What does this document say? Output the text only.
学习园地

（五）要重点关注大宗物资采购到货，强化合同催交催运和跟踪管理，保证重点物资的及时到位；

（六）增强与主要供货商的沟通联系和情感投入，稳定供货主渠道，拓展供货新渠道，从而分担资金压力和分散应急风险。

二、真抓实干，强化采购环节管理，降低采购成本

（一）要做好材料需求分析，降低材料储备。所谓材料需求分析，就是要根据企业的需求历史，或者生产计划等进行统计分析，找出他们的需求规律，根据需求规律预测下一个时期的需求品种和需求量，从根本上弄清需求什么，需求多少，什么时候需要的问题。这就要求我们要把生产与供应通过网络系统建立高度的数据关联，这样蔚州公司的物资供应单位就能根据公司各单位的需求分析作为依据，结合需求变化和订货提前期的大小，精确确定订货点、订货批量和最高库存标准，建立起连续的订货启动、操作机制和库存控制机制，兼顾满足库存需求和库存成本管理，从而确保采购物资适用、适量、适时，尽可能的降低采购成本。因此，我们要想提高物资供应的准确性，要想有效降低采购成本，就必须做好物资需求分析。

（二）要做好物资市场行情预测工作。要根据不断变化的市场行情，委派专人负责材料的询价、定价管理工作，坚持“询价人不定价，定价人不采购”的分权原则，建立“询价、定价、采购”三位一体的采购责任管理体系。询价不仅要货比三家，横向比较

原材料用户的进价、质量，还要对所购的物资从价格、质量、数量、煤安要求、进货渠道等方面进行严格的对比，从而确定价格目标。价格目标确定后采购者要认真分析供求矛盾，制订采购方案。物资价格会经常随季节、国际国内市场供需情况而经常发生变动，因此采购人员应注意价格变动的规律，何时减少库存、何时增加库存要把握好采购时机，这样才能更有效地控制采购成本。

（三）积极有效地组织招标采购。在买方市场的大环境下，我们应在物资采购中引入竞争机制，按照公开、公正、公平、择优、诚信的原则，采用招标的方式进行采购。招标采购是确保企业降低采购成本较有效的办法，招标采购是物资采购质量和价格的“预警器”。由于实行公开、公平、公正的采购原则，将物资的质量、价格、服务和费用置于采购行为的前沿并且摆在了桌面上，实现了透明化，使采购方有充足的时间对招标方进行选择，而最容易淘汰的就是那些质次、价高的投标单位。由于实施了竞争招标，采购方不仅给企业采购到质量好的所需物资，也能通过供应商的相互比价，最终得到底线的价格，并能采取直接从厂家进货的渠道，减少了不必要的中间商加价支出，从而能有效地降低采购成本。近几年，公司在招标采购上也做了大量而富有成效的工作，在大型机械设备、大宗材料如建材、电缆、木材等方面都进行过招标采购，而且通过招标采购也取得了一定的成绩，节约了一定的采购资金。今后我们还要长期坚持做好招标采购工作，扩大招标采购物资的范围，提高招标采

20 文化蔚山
..............................
## YOUR INSTRUCTIONS:
Your task is to repeat each line of the material exactly.

## FINISHED EXERCISE:
What does this document say? Output the text only.
学习园地

（五）要重点关注大宗物资采购到货，强化合同催交催运和跟踪管理，保证重点物资的及时到位；

（六）增强与主要供货商的沟通联系和情感投入，稳定供货主渠道，拓展供货新渠道，从而分担资金压力和分散应急风险。

二、真抓实干，强化采购环节管理，降低采购成本

（一）要做好材料需求分析，降低材料储备。所谓材料需求分析，就是要根据企业的需求历史，或者生产计划等进行统计分析，找出他们的需求规律，根据需求规律预测下一个时期的需求品种和需求量，从根本上弄清需求什么，需求多少，什么时候需要的问题。这就要求我们要把生产与供应通过网络系统建立高度的数据关联，这样蔚州公司的物资供应单位就能根据公司各单位的需求分析作为依据，结合需求变化和订货提前期的大小，精确确定订货点、订货批量和最高库存标准，建立起连续的订货启动、操作机制和库存控制机制，兼顾满足库存需求和库存成本管理，从而确保采购物资适用、适量、适时，尽可能的降低采购成本。因此，我们要想提高物资供应的准确性，要想有效降低采购成本，就必须做好物资需求分析。

（二）要做好物资市场行情预测工作。要根据不断变化的市场行情，委派专人负责材料的询价、定价管理工作，坚持“询价人不定价，定价人不采购”的分权原则，建立“询价、定价、采购”三位一体的采购责任管理体系。询价不仅要货比三家，横向比较

原材料用户的进价、质量，还要对所购的物资从价格、质量、数量、煤安要求、进货渠道等方面进行严格的对比，从而确定价格目标。价格目标确定后采购者要认真分析供求矛盾，制订采购方案。物资价格会经常随季节、国际国内市场供需情况而经常发生变动，因此采购人员应注意价格变动的规律，何时减少库存、何时增加库存要把握好采购时机，这样才能更有效地控制采购成本。

（三）积极有效地组织招标采购。在买方市场的大环境下，我们应在物资采购中引入竞争机制，按照公开、公正、公平、择优、诚信的原则，采用招标的方式进行采购。招标采购是确保企业降低采购成本较有效的办法，招标采购是物资采购质量和价格的“预警器”。由于实行公开、公平、公正的采购原则，将物资的质量、价格、服务和费用置于采购行为的前沿并且摆在了桌面上，实现了透明化，使采购方有充足的时间对招标方进行选择，而最容易淘汰的就是那些质次、价高的投标单位。由于实施了竞争招标，采购方不仅给企业采购到质量好的所需物资，也能通过供应商的相互比价，最终得到底线的价格，并能采取直接从厂家进货的渠道，减少了不必要的中间商加价支出，从而能有效地降低采购成本。近几年，公司在招标采购上也做了大量而富有成效的工作，在大型机械设备、大宗材料如建材、电缆、木材等方面都进行过招标采购，而且通过招标采购也取得了一定的成绩，节约了一定的采购资金。今后我们还要长期坚持做好招标采购工作，扩大招标采购物资的范围，提高招标采

20 文化蔚山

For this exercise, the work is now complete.